* TASK DETAILS
Entries follow. Set all of them down as they stand.

--- START RECORDS FOR THIS EXERCISE ---

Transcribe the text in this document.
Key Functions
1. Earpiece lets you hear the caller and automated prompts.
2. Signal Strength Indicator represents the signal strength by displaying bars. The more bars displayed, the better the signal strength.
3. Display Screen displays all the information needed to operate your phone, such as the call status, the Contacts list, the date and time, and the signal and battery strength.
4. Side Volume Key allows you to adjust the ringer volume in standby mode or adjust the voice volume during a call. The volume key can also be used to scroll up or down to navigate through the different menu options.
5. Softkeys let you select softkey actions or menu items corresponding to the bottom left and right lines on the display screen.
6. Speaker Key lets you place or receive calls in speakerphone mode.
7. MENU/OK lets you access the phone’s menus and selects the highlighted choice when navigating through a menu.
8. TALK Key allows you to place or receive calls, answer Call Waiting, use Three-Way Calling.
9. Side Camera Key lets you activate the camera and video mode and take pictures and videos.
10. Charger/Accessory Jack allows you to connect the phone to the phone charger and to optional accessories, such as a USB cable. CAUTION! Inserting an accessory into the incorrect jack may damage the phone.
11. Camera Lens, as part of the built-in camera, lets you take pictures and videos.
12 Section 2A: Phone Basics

--- END RECORDS FOR THIS EXERCISE ---

* RIGHT ANSWER
Transcribe the text in this document.
Key Functions
1. Earpiece lets you hear the caller and automated prompts.
2. Signal Strength Indicator represents the signal strength by displaying bars. The more bars displayed, the better the signal strength.
3. Display Screen displays all the information needed to operate your phone, such as the call status, the Contacts list, the date and time, and the signal and battery strength.
4. Side Volume Key allows you to adjust the ringer volume in standby mode or adjust the voice volume during a call. The volume key can also be used to scroll up or down to navigate through the different menu options.
5. Softkeys let you select softkey actions or menu items corresponding to the bottom left and right lines on the display screen.
6. Speaker Key lets you place or receive calls in speakerphone mode.
7. MENU/OK lets you access the phone’s menus and selects the highlighted choice when navigating through a menu.
8. TALK Key allows you to place or receive calls, answer Call Waiting, use Three-Way Calling.
9. Side Camera Key lets you activate the camera and video mode and take pictures and videos.
10. Charger/Accessory Jack allows you to connect the phone to the phone charger and to optional accessories, such as a USB cable. CAUTION! Inserting an accessory into the incorrect jack may damage the phone.
11. Camera Lens, as part of the built-in camera, lets you take pictures and videos.
12 Section 2A: Phone Basics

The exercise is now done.